GIVEN RECORDS
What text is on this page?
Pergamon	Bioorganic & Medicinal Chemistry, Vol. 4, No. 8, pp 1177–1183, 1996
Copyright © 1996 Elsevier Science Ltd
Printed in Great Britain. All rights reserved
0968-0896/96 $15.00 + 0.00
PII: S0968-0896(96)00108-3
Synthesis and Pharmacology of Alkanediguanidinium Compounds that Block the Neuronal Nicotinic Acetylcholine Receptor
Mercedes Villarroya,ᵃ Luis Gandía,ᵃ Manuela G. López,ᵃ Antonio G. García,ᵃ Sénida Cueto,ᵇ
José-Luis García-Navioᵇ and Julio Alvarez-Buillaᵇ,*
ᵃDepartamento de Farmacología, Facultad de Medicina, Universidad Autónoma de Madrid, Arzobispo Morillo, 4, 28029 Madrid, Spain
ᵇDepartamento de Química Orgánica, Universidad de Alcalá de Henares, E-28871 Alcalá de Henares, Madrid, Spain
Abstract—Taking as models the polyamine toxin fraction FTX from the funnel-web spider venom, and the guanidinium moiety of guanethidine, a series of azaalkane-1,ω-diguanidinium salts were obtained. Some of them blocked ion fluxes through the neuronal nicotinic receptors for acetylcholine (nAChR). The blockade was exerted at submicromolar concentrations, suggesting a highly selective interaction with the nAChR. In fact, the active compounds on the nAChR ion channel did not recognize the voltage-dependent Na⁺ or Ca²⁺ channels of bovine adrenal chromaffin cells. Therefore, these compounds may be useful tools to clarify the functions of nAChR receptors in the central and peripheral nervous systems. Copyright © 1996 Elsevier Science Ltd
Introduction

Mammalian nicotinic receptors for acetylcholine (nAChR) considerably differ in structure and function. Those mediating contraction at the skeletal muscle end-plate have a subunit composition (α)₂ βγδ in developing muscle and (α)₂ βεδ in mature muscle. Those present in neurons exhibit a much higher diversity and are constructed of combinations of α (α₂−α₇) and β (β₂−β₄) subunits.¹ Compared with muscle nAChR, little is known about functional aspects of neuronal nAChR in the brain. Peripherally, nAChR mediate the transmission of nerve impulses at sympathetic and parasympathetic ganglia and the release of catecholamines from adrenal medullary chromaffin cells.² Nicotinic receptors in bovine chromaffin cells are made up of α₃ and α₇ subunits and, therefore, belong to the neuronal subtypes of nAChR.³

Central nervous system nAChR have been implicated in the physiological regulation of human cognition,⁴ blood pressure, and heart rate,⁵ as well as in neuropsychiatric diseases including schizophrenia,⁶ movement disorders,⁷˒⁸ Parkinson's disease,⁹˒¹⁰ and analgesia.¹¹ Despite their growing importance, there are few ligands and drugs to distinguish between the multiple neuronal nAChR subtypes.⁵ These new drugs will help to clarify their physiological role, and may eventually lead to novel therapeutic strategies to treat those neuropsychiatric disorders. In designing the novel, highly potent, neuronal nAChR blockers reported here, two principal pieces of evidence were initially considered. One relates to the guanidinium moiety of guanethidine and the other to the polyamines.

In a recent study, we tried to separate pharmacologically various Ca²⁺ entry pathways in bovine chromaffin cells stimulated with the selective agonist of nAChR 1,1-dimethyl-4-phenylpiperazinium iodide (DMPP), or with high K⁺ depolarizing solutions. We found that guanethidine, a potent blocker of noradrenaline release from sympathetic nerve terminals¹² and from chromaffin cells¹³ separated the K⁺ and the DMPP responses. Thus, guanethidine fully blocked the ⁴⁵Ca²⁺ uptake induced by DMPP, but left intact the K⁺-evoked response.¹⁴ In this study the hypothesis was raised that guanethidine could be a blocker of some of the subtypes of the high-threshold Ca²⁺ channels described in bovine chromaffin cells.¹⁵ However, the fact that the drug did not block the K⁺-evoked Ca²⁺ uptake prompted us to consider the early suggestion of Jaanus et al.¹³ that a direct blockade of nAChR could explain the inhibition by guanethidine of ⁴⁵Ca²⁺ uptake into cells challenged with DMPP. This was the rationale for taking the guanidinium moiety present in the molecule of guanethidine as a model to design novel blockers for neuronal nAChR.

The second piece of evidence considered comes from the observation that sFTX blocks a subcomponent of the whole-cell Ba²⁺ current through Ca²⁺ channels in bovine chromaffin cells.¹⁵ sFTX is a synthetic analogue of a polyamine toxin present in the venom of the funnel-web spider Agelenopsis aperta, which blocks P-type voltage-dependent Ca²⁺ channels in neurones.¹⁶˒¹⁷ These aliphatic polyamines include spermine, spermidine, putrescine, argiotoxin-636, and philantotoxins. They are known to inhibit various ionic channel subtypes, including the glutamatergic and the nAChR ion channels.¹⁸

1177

--

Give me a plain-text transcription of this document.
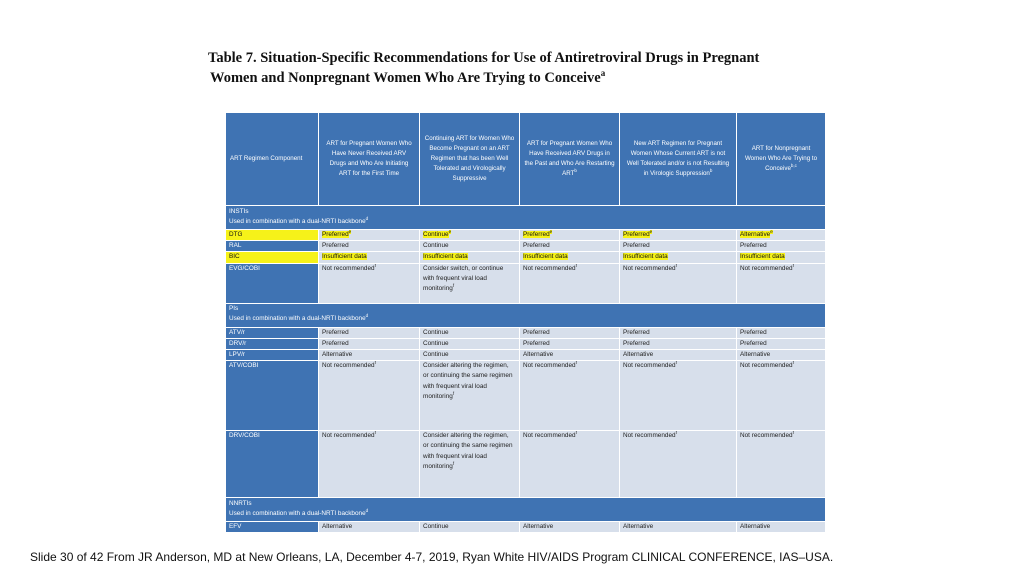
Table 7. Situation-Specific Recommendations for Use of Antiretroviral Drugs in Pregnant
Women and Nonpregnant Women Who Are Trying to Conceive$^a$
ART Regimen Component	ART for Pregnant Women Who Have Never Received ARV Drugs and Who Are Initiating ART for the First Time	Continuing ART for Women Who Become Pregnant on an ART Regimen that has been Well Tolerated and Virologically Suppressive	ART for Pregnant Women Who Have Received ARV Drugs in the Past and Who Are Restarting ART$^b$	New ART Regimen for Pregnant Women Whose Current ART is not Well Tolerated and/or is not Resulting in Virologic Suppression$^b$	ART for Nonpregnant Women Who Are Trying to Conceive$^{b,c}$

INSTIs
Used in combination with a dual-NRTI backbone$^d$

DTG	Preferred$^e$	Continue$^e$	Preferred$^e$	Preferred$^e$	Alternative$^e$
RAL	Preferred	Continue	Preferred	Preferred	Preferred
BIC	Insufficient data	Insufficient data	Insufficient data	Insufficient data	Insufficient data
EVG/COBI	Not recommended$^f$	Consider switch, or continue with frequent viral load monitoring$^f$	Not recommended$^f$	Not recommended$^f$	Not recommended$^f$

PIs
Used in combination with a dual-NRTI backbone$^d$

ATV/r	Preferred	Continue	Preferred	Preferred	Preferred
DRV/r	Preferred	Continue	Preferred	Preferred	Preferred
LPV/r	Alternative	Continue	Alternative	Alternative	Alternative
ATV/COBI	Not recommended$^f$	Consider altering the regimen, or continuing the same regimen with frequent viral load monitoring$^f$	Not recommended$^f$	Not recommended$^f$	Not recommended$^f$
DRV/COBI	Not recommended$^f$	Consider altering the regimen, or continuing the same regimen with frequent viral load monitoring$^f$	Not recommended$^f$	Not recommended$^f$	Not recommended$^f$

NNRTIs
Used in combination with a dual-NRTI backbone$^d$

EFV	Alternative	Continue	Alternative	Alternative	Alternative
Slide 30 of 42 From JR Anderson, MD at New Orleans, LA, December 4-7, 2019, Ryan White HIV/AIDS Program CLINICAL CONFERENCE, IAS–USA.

---

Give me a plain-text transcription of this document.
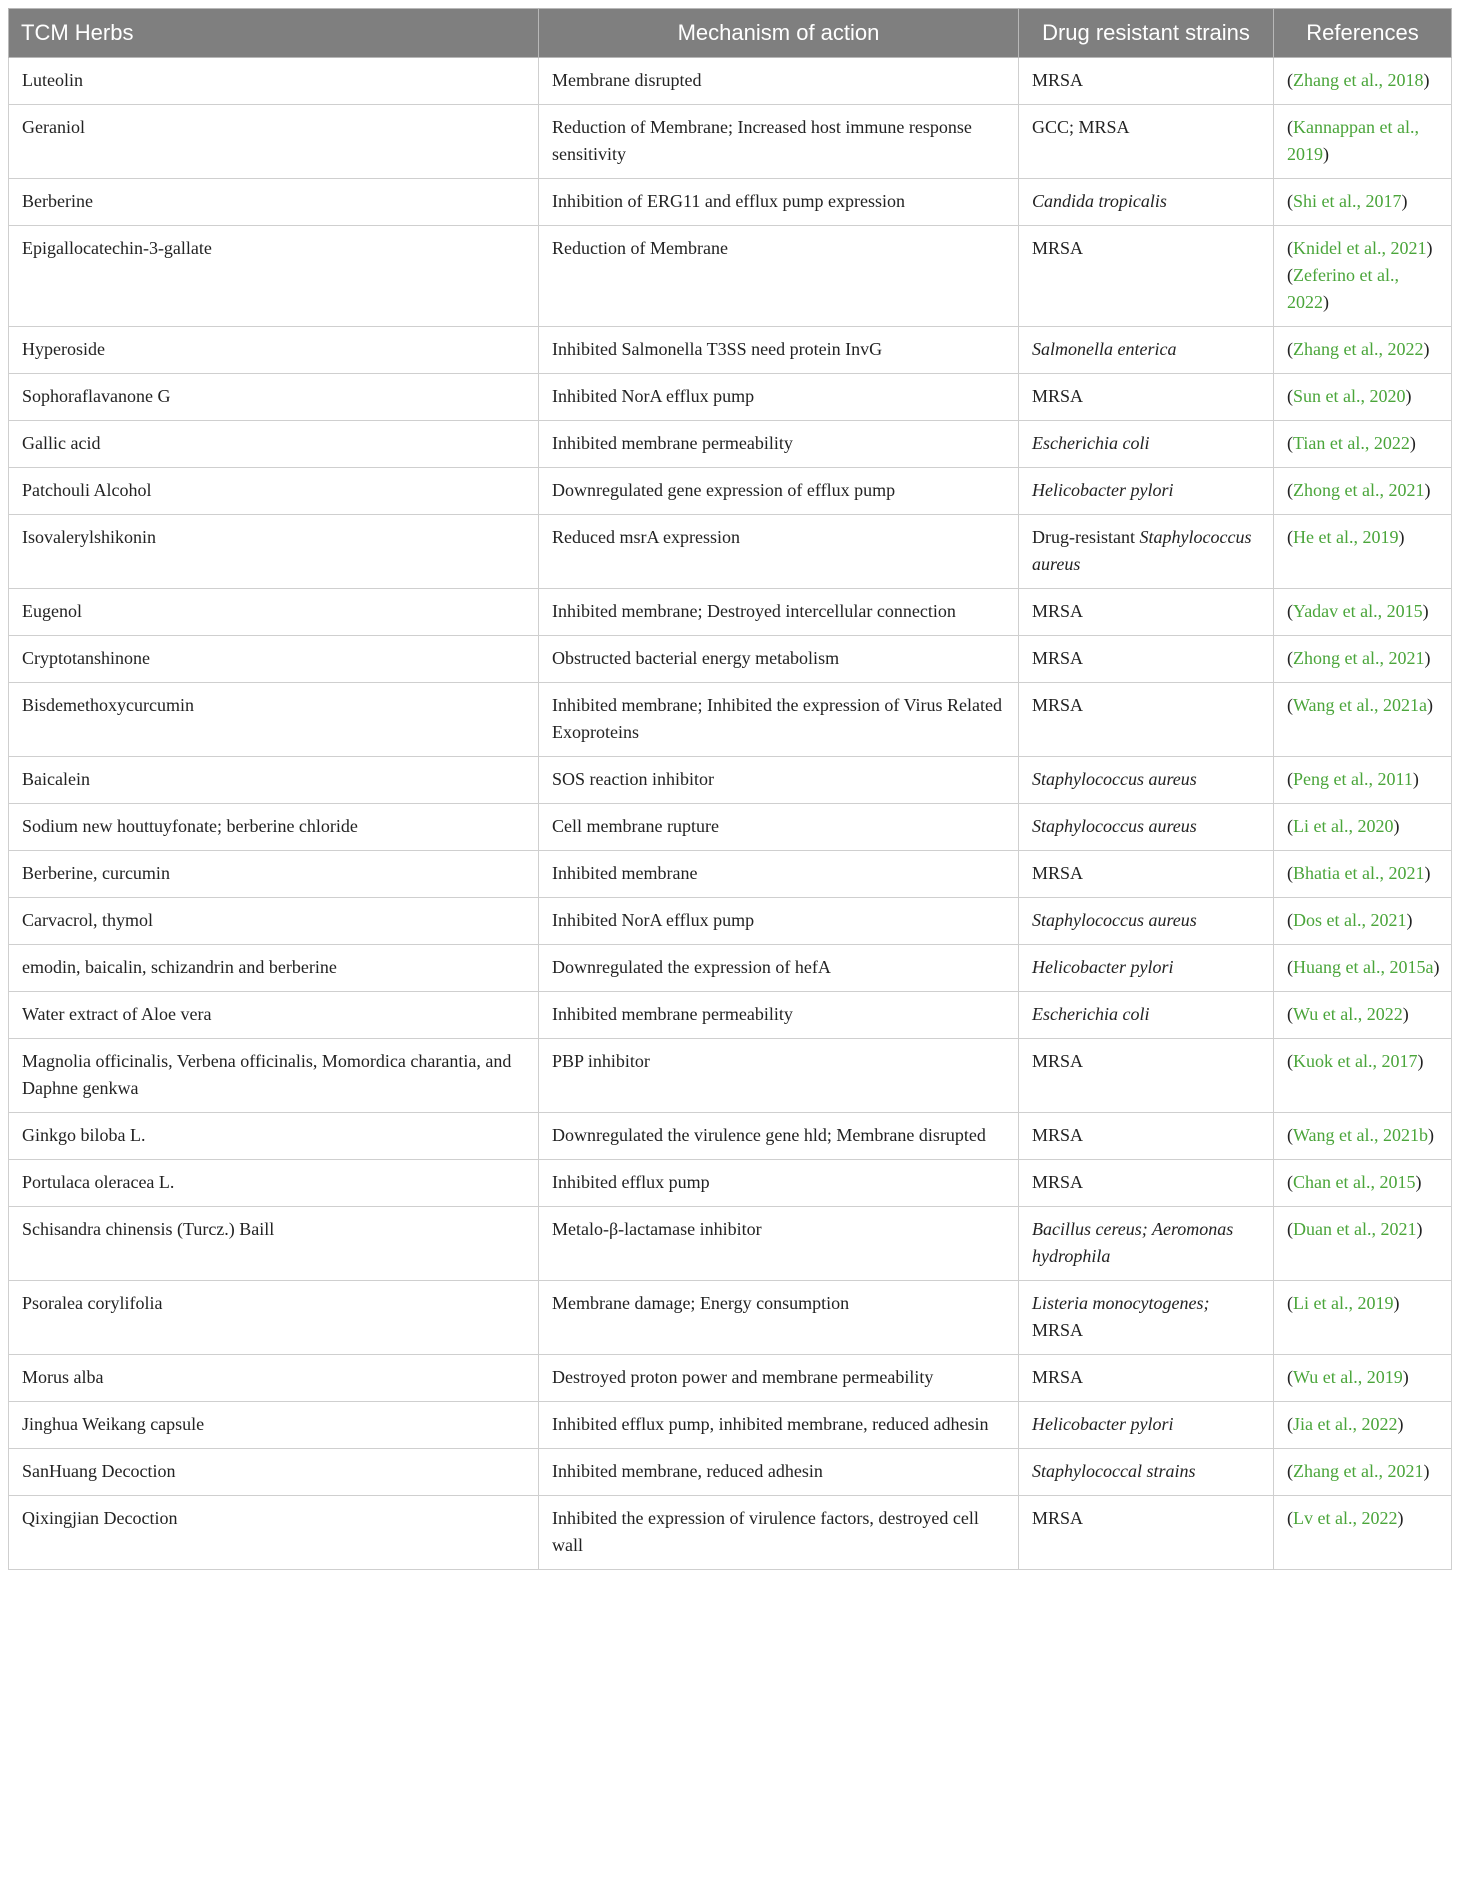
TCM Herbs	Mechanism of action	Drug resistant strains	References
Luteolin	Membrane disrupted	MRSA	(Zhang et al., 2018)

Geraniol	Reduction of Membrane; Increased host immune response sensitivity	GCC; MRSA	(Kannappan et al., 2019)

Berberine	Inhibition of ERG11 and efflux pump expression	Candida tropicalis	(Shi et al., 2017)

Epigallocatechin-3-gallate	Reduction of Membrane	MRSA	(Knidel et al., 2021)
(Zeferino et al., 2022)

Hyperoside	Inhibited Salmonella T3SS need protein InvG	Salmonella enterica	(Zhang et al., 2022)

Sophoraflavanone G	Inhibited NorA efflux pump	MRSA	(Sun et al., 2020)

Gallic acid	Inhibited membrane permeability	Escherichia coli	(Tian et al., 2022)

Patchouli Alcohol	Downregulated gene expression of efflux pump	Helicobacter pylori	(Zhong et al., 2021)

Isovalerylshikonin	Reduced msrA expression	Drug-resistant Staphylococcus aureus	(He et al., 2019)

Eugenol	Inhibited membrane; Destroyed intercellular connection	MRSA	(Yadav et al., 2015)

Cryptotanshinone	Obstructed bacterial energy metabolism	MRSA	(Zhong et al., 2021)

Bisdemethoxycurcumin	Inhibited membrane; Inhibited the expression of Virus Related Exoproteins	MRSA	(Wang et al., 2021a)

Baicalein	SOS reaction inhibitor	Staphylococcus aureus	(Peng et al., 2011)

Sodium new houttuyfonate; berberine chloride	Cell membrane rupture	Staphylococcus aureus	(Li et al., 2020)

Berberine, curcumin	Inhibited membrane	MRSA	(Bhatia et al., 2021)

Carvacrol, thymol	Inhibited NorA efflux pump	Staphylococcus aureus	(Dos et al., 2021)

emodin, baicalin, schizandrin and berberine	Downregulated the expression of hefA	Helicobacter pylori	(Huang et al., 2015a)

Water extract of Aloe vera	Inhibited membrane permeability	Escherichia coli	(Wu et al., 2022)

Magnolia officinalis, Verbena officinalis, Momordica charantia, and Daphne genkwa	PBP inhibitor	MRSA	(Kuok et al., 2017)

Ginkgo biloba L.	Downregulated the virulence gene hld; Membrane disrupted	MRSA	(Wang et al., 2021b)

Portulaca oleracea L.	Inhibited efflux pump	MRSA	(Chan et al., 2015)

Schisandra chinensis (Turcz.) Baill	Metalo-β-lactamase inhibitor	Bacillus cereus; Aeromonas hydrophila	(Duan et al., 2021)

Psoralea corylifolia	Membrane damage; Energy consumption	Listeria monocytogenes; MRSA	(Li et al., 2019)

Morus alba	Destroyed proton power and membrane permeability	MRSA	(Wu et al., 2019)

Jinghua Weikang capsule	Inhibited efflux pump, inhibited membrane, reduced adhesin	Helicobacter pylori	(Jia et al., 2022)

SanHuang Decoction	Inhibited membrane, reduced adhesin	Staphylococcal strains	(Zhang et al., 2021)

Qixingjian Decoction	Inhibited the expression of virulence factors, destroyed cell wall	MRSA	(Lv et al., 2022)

TRY IT
Reply with nothing but the count of lines in the entries above that contain "Luis".

RESPONSE AREA
2